#### SUPPLIED MATERIAL
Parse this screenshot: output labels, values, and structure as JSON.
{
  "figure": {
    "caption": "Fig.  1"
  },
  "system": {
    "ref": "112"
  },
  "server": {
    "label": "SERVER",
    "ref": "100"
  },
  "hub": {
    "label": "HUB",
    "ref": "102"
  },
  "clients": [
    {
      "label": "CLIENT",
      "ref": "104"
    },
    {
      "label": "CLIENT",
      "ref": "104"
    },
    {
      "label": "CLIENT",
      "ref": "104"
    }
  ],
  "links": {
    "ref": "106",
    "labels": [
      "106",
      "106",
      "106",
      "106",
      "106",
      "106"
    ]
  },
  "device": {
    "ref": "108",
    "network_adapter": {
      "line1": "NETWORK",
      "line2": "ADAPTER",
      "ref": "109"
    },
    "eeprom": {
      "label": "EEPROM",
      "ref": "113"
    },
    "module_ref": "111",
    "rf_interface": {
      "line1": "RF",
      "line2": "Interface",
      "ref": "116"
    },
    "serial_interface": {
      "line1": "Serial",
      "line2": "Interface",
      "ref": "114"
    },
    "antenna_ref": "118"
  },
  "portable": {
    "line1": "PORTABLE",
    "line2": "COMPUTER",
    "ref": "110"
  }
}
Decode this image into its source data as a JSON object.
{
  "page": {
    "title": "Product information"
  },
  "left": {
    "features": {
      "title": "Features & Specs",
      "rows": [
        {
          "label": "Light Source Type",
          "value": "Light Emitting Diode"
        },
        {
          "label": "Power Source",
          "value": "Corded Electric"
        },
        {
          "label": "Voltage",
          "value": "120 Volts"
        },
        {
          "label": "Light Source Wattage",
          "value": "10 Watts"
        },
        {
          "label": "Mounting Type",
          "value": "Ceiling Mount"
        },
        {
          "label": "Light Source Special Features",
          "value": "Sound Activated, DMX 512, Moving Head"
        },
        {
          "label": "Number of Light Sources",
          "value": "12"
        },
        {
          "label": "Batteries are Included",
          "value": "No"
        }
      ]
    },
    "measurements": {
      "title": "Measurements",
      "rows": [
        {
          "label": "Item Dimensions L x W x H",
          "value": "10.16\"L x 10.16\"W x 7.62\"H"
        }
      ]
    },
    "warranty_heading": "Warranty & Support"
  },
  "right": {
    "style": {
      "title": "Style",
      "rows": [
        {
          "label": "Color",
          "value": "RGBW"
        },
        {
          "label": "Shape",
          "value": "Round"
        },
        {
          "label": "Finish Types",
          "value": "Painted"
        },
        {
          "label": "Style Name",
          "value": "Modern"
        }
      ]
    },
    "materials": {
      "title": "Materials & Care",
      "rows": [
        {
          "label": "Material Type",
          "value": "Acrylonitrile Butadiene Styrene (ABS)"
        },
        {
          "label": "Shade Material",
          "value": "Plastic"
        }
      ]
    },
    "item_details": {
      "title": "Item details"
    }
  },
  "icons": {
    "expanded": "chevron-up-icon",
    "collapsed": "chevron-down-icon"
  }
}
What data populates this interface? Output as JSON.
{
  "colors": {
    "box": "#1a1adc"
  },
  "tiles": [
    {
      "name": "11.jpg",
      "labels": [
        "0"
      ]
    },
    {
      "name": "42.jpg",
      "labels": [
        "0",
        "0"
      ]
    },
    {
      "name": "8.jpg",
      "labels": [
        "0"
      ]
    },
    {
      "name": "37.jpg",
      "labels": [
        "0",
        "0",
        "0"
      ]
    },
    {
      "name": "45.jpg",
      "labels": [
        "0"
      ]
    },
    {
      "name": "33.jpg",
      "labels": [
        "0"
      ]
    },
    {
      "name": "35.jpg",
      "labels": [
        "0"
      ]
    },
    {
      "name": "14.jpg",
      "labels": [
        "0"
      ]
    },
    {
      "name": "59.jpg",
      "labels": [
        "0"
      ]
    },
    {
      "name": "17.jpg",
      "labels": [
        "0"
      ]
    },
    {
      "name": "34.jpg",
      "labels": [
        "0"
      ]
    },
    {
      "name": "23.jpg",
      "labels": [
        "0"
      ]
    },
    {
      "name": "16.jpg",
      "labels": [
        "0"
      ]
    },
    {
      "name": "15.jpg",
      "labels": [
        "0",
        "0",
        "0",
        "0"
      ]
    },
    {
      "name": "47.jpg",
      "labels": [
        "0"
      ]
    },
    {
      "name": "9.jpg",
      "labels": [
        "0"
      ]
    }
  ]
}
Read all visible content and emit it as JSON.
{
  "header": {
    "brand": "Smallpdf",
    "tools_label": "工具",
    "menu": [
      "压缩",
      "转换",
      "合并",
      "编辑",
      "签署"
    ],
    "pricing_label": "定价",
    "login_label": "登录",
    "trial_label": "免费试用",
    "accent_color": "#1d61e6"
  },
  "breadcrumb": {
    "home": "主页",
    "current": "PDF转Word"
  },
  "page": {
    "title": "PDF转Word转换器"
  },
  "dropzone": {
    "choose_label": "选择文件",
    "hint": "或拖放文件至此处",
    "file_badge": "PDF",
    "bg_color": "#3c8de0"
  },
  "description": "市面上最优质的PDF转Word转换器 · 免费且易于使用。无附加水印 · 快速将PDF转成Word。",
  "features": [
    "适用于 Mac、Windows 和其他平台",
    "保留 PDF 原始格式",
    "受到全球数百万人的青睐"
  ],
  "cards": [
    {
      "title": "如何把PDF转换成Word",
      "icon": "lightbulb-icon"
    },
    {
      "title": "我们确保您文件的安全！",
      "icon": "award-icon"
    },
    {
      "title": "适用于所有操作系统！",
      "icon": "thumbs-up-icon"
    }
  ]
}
########
### [PROBLEM]
Recopy all the lines exactly as they appear.

### [WORKED ANSWER]
Parse this screenshot: output labels, values, and structure as JSON.
{
  "figure": {
    "caption": "Fig.  1"
  },
  "system": {
    "ref": "112"
  },
  "server": {
    "label": "SERVER",
    "ref": "100"
  },
  "hub": {
    "label": "HUB",
    "ref": "102"
  },
  "clients": [
    {
      "label": "CLIENT",
      "ref": "104"
    },
    {
      "label": "CLIENT",
      "ref": "104"
    },
    {
      "label": "CLIENT",
      "ref": "104"
    }
  ],
  "links": {
    "ref": "106",
    "labels": [
      "106",
      "106",
      "106",
      "106",
      "106",
      "106"
    ]
  },
  "device": {
    "ref": "108",
    "network_adapter": {
      "line1": "NETWORK",
      "line2": "ADAPTER",
      "ref": "109"
    },
    "eeprom": {
      "label": "EEPROM",
      "ref": "113"
    },
    "module_ref": "111",
    "rf_interface": {
      "line1": "RF",
      "line2": "Interface",
      "ref": "116"
    },
    "serial_interface": {
      "line1": "Serial",
      "line2": "Interface",
      "ref": "114"
    },
    "antenna_ref": "118"
  },
  "portable": {
    "line1": "PORTABLE",
    "line2": "COMPUTER",
    "ref": "110"
  }
}
Decode this image into its source data as a JSON object.
{
  "page": {
    "title": "Product information"
  },
  "left": {
    "features": {
      "title": "Features & Specs",
      "rows": [
        {
          "label": "Light Source Type",
          "value": "Light Emitting Diode"
        },
        {
          "label": "Power Source",
          "value": "Corded Electric"
        },
        {
          "label": "Voltage",
          "value": "120 Volts"
        },
        {
          "label": "Light Source Wattage",
          "value": "10 Watts"
        },
        {
          "label": "Mounting Type",
          "value": "Ceiling Mount"
        },
        {
          "label": "Light Source Special Features",
          "value": "Sound Activated, DMX 512, Moving Head"
        },
        {
          "label": "Number of Light Sources",
          "value": "12"
        },
        {
          "label": "Batteries are Included",
          "value": "No"
        }
      ]
    },
    "measurements": {
      "title": "Measurements",
      "rows": [
        {
          "label": "Item Dimensions L x W x H",
          "value": "10.16\"L x 10.16\"W x 7.62\"H"
        }
      ]
    },
    "warranty_heading": "Warranty & Support"
  },
  "right": {
    "style": {
      "title": "Style",
      "rows": [
        {
          "label": "Color",
          "value": "RGBW"
        },
        {
          "label": "Shape",
          "value": "Round"
        },
        {
          "label": "Finish Types",
          "value": "Painted"
        },
        {
          "label": "Style Name",
          "value": "Modern"
        }
      ]
    },
    "materials": {
      "title": "Materials & Care",
      "rows": [
        {
          "label": "Material Type",
          "value": "Acrylonitrile Butadiene Styrene (ABS)"
        },
        {
          "label": "Shade Material",
          "value": "Plastic"
        }
      ]
    },
    "item_details": {
      "title": "Item details"
    }
  },
  "icons": {
    "expanded": "chevron-up-icon",
    "collapsed": "chevron-down-icon"
  }
}
What data populates this interface? Output as JSON.
{
  "colors": {
    "box": "#1a1adc"
  },
  "tiles": [
    {
      "name": "11.jpg",
      "labels": [
        "0"
      ]
    },
    {
      "name": "42.jpg",
      "labels": [
        "0",
        "0"
      ]
    },
    {
      "name": "8.jpg",
      "labels": [
        "0"
      ]
    },
    {
      "name": "37.jpg",
      "labels": [
        "0",
        "0",
        "0"
      ]
    },
    {
      "name": "45.jpg",
      "labels": [
        "0"
      ]
    },
    {
      "name": "33.jpg",
      "labels": [
        "0"
      ]
    },
    {
      "name": "35.jpg",
      "labels": [
        "0"
      ]
    },
    {
      "name": "14.jpg",
      "labels": [
        "0"
      ]
    },
    {
      "name": "59.jpg",
      "labels": [
        "0"
      ]
    },
    {
      "name": "17.jpg",
      "labels": [
        "0"
      ]
    },
    {
      "name": "34.jpg",
      "labels": [
        "0"
      ]
    },
    {
      "name": "23.jpg",
      "labels": [
        "0"
      ]
    },
    {
      "name": "16.jpg",
      "labels": [
        "0"
      ]
    },
    {
      "name": "15.jpg",
      "labels": [
        "0",
        "0",
        "0",
        "0"
      ]
    },
    {
      "name": "47.jpg",
      "labels": [
        "0"
      ]
    },
    {
      "name": "9.jpg",
      "labels": [
        "0"
      ]
    }
  ]
}
Read all visible content and emit it as JSON.
{
  "header": {
    "brand": "Smallpdf",
    "tools_label": "工具",
    "menu": [
      "压缩",
      "转换",
      "合并",
      "编辑",
      "签署"
    ],
    "pricing_label": "定价",
    "login_label": "登录",
    "trial_label": "免费试用",
    "accent_color": "#1d61e6"
  },
  "breadcrumb": {
    "home": "主页",
    "current": "PDF转Word"
  },
  "page": {
    "title": "PDF转Word转换器"
  },
  "dropzone": {
    "choose_label": "选择文件",
    "hint": "或拖放文件至此处",
    "file_badge": "PDF",
    "bg_color": "#3c8de0"
  },
  "description": "市面上最优质的PDF转Word转换器 · 免费且易于使用。无附加水印 · 快速将PDF转成Word。",
  "features": [
    "适用于 Mac、Windows 和其他平台",
    "保留 PDF 原始格式",
    "受到全球数百万人的青睐"
  ],
  "cards": [
    {
      "title": "如何把PDF转换成Word",
      "icon": "lightbulb-icon"
    },
    {
      "title": "我们确保您文件的安全！",
      "icon": "award-icon"
    },
    {
      "title": "适用于所有操作系统！",
      "icon": "thumbs-up-icon"
    }
  ]
}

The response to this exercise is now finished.